Problem: In the copy, keep every record exact and leave out all images.

Records to use:
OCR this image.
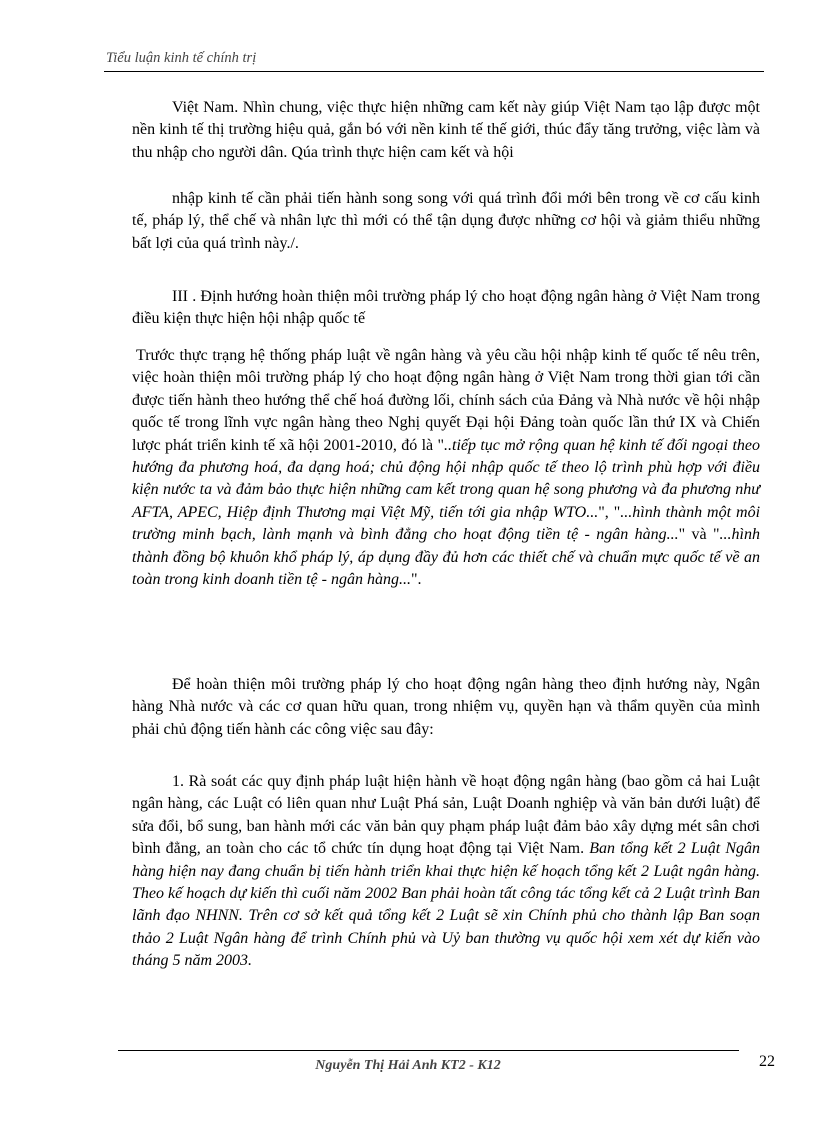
Tiểu luận kinh tế chính trị

Việt Nam. Nhìn chung, việc thực hiện những cam kết này giúp Việt Nam tạo lập được một nền kinh tế thị trường hiệu quả, gắn bó với nền kinh tế thế giới, thúc đẩy tăng trưởng, việc làm và thu nhập cho người dân. Qúa trình thực hiện cam kết và hội

nhập kinh tế cần phải tiến hành song song với quá trình đổi mới bên trong về cơ cấu kinh tế, pháp lý, thể chế và nhân lực thì mới có thể tận dụng được những cơ hội và giảm thiểu những bất lợi của quá trình này./.

III . Định hướng hoàn thiện môi trường pháp lý cho hoạt động ngân hàng ở Việt Nam trong điều kiện thực hiện hội nhập quốc tế

Trước thực trạng hệ thống pháp luật về ngân hàng và yêu cầu hội nhập kinh tế quốc tế nêu trên, việc hoàn thiện môi trường pháp lý cho hoạt động ngân hàng ở Việt Nam trong thời gian tới cần được tiến hành theo hướng thể chế hoá đường lối, chính sách của Đảng và Nhà nước về hội nhập quốc tế trong lĩnh vực ngân hàng theo Nghị quyết Đại hội Đảng toàn quốc lần thứ IX và Chiến lược phát triển kinh tế xã hội 2001-2010, đó là "..tiếp tục mở rộng quan hệ kinh tế đối ngoại theo hướng đa phương hoá, đa dạng hoá; chủ động hội nhập quốc tế theo lộ trình phù hợp với điều kiện nước ta và đảm bảo thực hiện những cam kết trong quan hệ song phương và đa phương như AFTA, APEC, Hiệp định Thương mại Việt Mỹ, tiến tới gia nhập WTO...", "...hình thành một môi trường minh bạch, lành mạnh và bình đẳng cho hoạt động tiền tệ - ngân hàng..." và "...hình thành đồng bộ khuôn khổ pháp lý, áp dụng đầy đủ hơn các thiết chế và chuẩn mực quốc tế về an toàn trong kinh doanh tiền tệ - ngân hàng...".

Để hoàn thiện môi trường pháp lý cho hoạt động ngân hàng theo định hướng này, Ngân hàng Nhà nước và các cơ quan hữu quan, trong nhiệm vụ, quyền hạn và thẩm quyền của mình phải chủ động tiến hành các công việc sau đây:

1. Rà soát các quy định pháp luật hiện hành về hoạt động ngân hàng (bao gồm cả hai Luật ngân hàng, các Luật có liên quan như Luật Phá sản, Luật Doanh nghiệp và văn bản dưới luật) để sửa đổi, bổ sung, ban hành mới các văn bản quy phạm pháp luật đảm bảo xây dựng mét sân chơi bình đẳng, an toàn cho các tổ chức tín dụng hoạt động tại Việt Nam. Ban tổng kết 2 Luật Ngân hàng hiện nay đang chuẩn bị tiến hành triển khai thực hiện kế hoạch tổng kết 2 Luật ngân hàng. Theo kế hoạch dự kiến thì cuối năm 2002 Ban phải hoàn tất công tác tổng kết cả 2 Luật trình Ban lãnh đạo NHNN. Trên cơ sở kết quả tổng kết 2 Luật sẽ xin Chính phủ cho thành lập Ban soạn thảo 2 Luật Ngân hàng để trình Chính phủ và Uỷ ban thường vụ quốc hội xem xét dự kiến vào tháng 5 năm 2003.

Nguyễn Thị Hải Anh KT2 - K12	22
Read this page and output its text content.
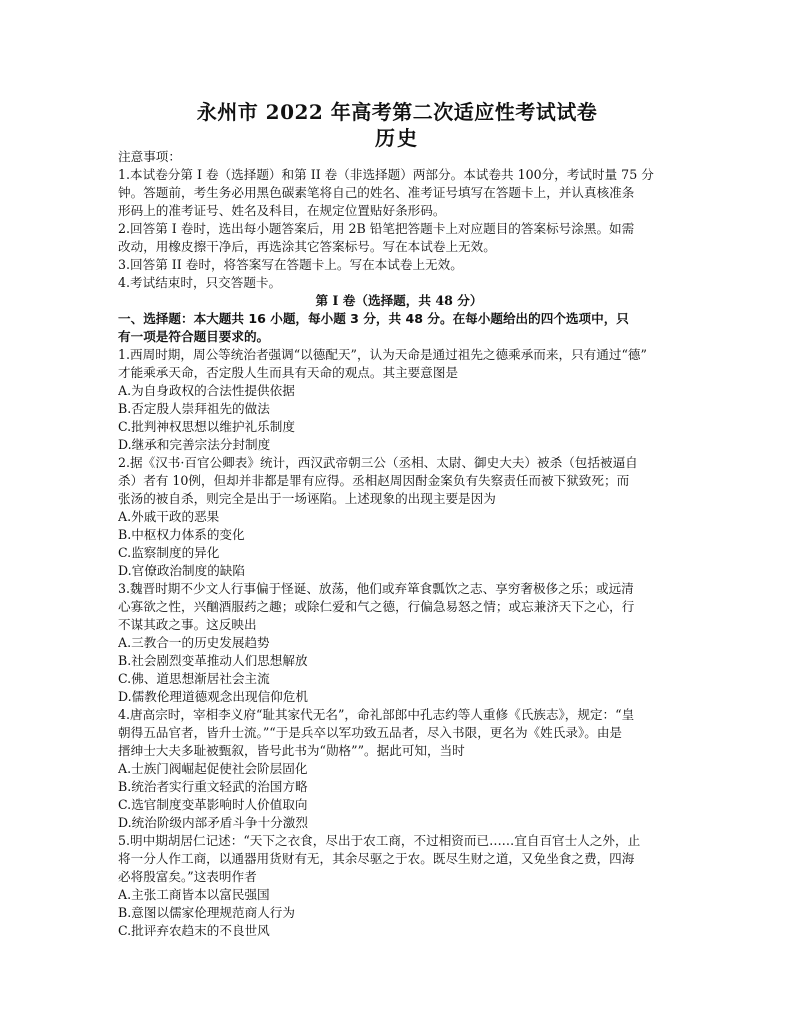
永州市 2022 年高考第二次适应性考试试卷
历史
注意事项：
1.本试卷分第 I 卷（选择题）和第 II 卷（非选择题）两部分。本试卷共 100分，考试时量 75 分
钟。答题前，考生务必用黑色碳素笔将自己的姓名、准考证号填写在答题卡上，并认真核准条
形码上的准考证号、姓名及科目，在规定位置贴好条形码。
2.回答第 I 卷时，选出每小题答案后，用 2B 铅笔把答题卡上对应题目的答案标号涂黑。如需
改动，用橡皮擦干净后，再选涂其它答案标号。写在本试卷上无效。
3.回答第 II 卷时，将答案写在答题卡上。写在本试卷上无效。
4.考试结束时，只交答题卡。
第 I 卷（选择题，共 48 分）
一、选择题：本大题共 16 小题，每小题 3 分，共 48 分。在每小题给出的四个选项中，只
有一项是符合题目要求的。
1.西周时期，周公等统治者强调“以德配天”，认为天命是通过祖先之德乘承而来，只有通过“德”
才能乘承天命，否定殷人生而具有天命的观点。其主要意图是
A.为自身政权的合法性提供依据
B.否定殷人崇拜祖先的做法
C.批判神权思想以维护礼乐制度
D.继承和完善宗法分封制度
2.据《汉书·百官公卿表》统计，西汉武帝朝三公（丞相、太尉、御史大夫）被杀（包括被逼自
杀）者有 10例，但却并非都是罪有应得。丞相赵周因酎金案负有失察责任而被下狱致死；而
张汤的被自杀，则完全是出于一场诬陷。上述现象的出现主要是因为
A.外戚干政的恶果
B.中枢权力体系的变化
C.监察制度的异化
D.官僚政治制度的缺陷
3.魏晋时期不少文人行事偏于怪诞、放荡，他们或弃箪食瓢饮之志、享穷奢极侈之乐；或远清
心寡欲之性，兴酗酒服药之趣；或除仁爱和气之德，行偏急易怒之情；或忘兼济天下之心，行
不谋其政之事。这反映出
A.三教合一的历史发展趋势
B.社会剧烈变革推动人们思想解放
C.佛、道思想渐居社会主流
D.儒教伦理道德观念出现信仰危机
4.唐高宗时，宰相李义府“耻其家代无名”，命礼部郎中孔志约等人重修《氏族志》，规定：“皇
朝得五品官者，皆升士流。”“于是兵卒以军功致五品者，尽入书限，更名为《姓氏录》。由是
搢绅士大夫多耻被甄叙，皆号此书为“勋格””。据此可知，当时
A.士族门阀崛起促使社会阶层固化
B.统治者实行重文轻武的治国方略
C.选官制度变革影响时人价值取向
D.统治阶级内部矛盾斗争十分激烈
5.明中期胡居仁记述：“天下之衣食，尽出于农工商，不过相资而已……宜自百官士人之外，止
将一分人作工商，以通器用货财有无，其余尽驱之于农。既尽生财之道，又免坐食之费，四海
必将殷富矣。”这表明作者
A.主张工商皆本以富民强国
B.意图以儒家伦理规范商人行为
C.批评弃农趋末的不良世风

Exercise answer:
OCR this image.
Tiểu luận kinh tế chính trị

Việt Nam. Nhìn chung, việc thực hiện những cam kết này giúp Việt Nam tạo lập được một nền kinh tế thị trường hiệu quả, gắn bó với nền kinh tế thế giới, thúc đẩy tăng trưởng, việc làm và thu nhập cho người dân. Qúa trình thực hiện cam kết và hội

nhập kinh tế cần phải tiến hành song song với quá trình đổi mới bên trong về cơ cấu kinh tế, pháp lý, thể chế và nhân lực thì mới có thể tận dụng được những cơ hội và giảm thiểu những bất lợi của quá trình này./.

III . Định hướng hoàn thiện môi trường pháp lý cho hoạt động ngân hàng ở Việt Nam trong điều kiện thực hiện hội nhập quốc tế

Trước thực trạng hệ thống pháp luật về ngân hàng và yêu cầu hội nhập kinh tế quốc tế nêu trên, việc hoàn thiện môi trường pháp lý cho hoạt động ngân hàng ở Việt Nam trong thời gian tới cần được tiến hành theo hướng thể chế hoá đường lối, chính sách của Đảng và Nhà nước về hội nhập quốc tế trong lĩnh vực ngân hàng theo Nghị quyết Đại hội Đảng toàn quốc lần thứ IX và Chiến lược phát triển kinh tế xã hội 2001-2010, đó là "..tiếp tục mở rộng quan hệ kinh tế đối ngoại theo hướng đa phương hoá, đa dạng hoá; chủ động hội nhập quốc tế theo lộ trình phù hợp với điều kiện nước ta và đảm bảo thực hiện những cam kết trong quan hệ song phương và đa phương như AFTA, APEC, Hiệp định Thương mại Việt Mỹ, tiến tới gia nhập WTO...", "...hình thành một môi trường minh bạch, lành mạnh và bình đẳng cho hoạt động tiền tệ - ngân hàng..." và "...hình thành đồng bộ khuôn khổ pháp lý, áp dụng đầy đủ hơn các thiết chế và chuẩn mực quốc tế về an toàn trong kinh doanh tiền tệ - ngân hàng...".

Để hoàn thiện môi trường pháp lý cho hoạt động ngân hàng theo định hướng này, Ngân hàng Nhà nước và các cơ quan hữu quan, trong nhiệm vụ, quyền hạn và thẩm quyền của mình phải chủ động tiến hành các công việc sau đây:

1. Rà soát các quy định pháp luật hiện hành về hoạt động ngân hàng (bao gồm cả hai Luật ngân hàng, các Luật có liên quan như Luật Phá sản, Luật Doanh nghiệp và văn bản dưới luật) để sửa đổi, bổ sung, ban hành mới các văn bản quy phạm pháp luật đảm bảo xây dựng mét sân chơi bình đẳng, an toàn cho các tổ chức tín dụng hoạt động tại Việt Nam. Ban tổng kết 2 Luật Ngân hàng hiện nay đang chuẩn bị tiến hành triển khai thực hiện kế hoạch tổng kết 2 Luật ngân hàng. Theo kế hoạch dự kiến thì cuối năm 2002 Ban phải hoàn tất công tác tổng kết cả 2 Luật trình Ban lãnh đạo NHNN. Trên cơ sở kết quả tổng kết 2 Luật sẽ xin Chính phủ cho thành lập Ban soạn thảo 2 Luật Ngân hàng để trình Chính phủ và Uỷ ban thường vụ quốc hội xem xét dự kiến vào tháng 5 năm 2003.

Nguyễn Thị Hải Anh KT2 - K12	22
Read this page and output its text content.
永州市 2022 年高考第二次适应性考试试卷
历史
注意事项：
1.本试卷分第 I 卷（选择题）和第 II 卷（非选择题）两部分。本试卷共 100分，考试时量 75 分
钟。答题前，考生务必用黑色碳素笔将自己的姓名、准考证号填写在答题卡上，并认真核准条
形码上的准考证号、姓名及科目，在规定位置贴好条形码。
2.回答第 I 卷时，选出每小题答案后，用 2B 铅笔把答题卡上对应题目的答案标号涂黑。如需
改动，用橡皮擦干净后，再选涂其它答案标号。写在本试卷上无效。
3.回答第 II 卷时，将答案写在答题卡上。写在本试卷上无效。
4.考试结束时，只交答题卡。
第 I 卷（选择题，共 48 分）
一、选择题：本大题共 16 小题，每小题 3 分，共 48 分。在每小题给出的四个选项中，只
有一项是符合题目要求的。
1.西周时期，周公等统治者强调“以德配天”，认为天命是通过祖先之德乘承而来，只有通过“德”
才能乘承天命，否定殷人生而具有天命的观点。其主要意图是
A.为自身政权的合法性提供依据
B.否定殷人崇拜祖先的做法
C.批判神权思想以维护礼乐制度
D.继承和完善宗法分封制度
2.据《汉书·百官公卿表》统计，西汉武帝朝三公（丞相、太尉、御史大夫）被杀（包括被逼自
杀）者有 10例，但却并非都是罪有应得。丞相赵周因酎金案负有失察责任而被下狱致死；而
张汤的被自杀，则完全是出于一场诬陷。上述现象的出现主要是因为
A.外戚干政的恶果
B.中枢权力体系的变化
C.监察制度的异化
D.官僚政治制度的缺陷
3.魏晋时期不少文人行事偏于怪诞、放荡，他们或弃箪食瓢饮之志、享穷奢极侈之乐；或远清
心寡欲之性，兴酗酒服药之趣；或除仁爱和气之德，行偏急易怒之情；或忘兼济天下之心，行
不谋其政之事。这反映出
A.三教合一的历史发展趋势
B.社会剧烈变革推动人们思想解放
C.佛、道思想渐居社会主流
D.儒教伦理道德观念出现信仰危机
4.唐高宗时，宰相李义府“耻其家代无名”，命礼部郎中孔志约等人重修《氏族志》，规定：“皇
朝得五品官者，皆升士流。”“于是兵卒以军功致五品者，尽入书限，更名为《姓氏录》。由是
搢绅士大夫多耻被甄叙，皆号此书为“勋格””。据此可知，当时
A.士族门阀崛起促使社会阶层固化
B.统治者实行重文轻武的治国方略
C.选官制度变革影响时人价值取向
D.统治阶级内部矛盾斗争十分激烈
5.明中期胡居仁记述：“天下之衣食，尽出于农工商，不过相资而已……宜自百官士人之外，止
将一分人作工商，以通器用货财有无，其余尽驱之于农。既尽生财之道，又免坐食之费，四海
必将殷富矣。”这表明作者
A.主张工商皆本以富民强国
B.意图以儒家伦理规范商人行为
C.批评弃农趋末的不良世风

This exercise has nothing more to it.